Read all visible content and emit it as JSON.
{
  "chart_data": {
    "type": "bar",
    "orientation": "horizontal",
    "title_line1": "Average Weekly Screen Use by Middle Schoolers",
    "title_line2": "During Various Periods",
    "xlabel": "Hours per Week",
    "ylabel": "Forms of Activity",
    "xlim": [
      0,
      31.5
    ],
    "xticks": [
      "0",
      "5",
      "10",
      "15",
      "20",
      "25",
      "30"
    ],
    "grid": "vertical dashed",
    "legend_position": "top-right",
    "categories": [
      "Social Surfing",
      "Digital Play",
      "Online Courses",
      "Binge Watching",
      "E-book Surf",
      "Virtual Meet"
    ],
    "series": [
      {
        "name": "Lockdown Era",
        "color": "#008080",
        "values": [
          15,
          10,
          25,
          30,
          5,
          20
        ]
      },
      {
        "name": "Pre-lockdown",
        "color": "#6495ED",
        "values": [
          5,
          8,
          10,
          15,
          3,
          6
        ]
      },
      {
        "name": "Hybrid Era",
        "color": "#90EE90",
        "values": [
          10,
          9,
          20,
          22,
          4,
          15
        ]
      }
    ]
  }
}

# # # #

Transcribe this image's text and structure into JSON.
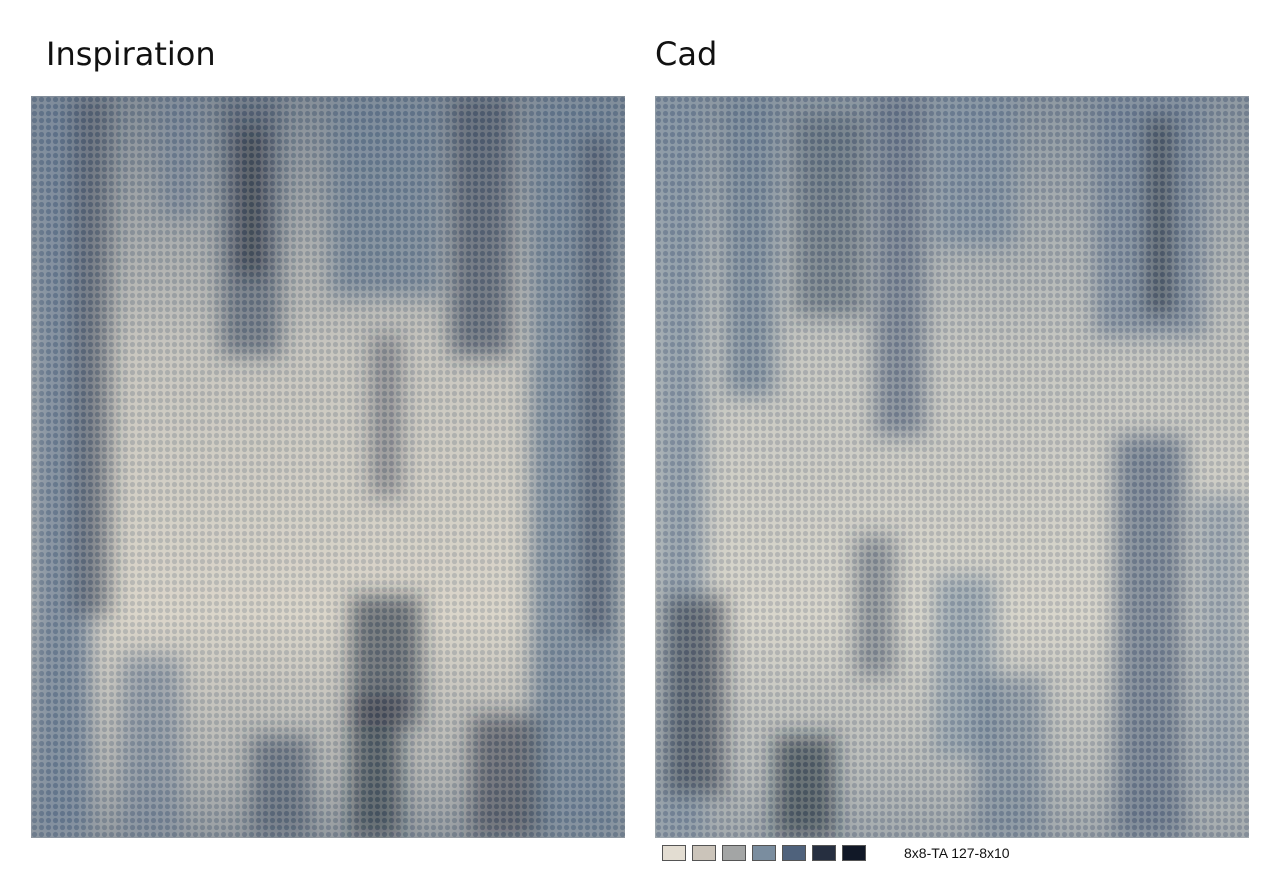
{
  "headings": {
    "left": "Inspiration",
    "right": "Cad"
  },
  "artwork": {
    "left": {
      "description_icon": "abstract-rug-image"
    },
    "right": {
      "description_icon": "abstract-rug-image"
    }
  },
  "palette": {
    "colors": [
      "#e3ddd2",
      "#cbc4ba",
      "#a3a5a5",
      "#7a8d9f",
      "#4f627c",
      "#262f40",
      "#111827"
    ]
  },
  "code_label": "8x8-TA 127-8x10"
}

# # # #

> [EXERCISE REQUIREMENTS]: Report how many lines hold the string "JSON", giving the number and nothing else.

> [TASK SOLUTION]: 2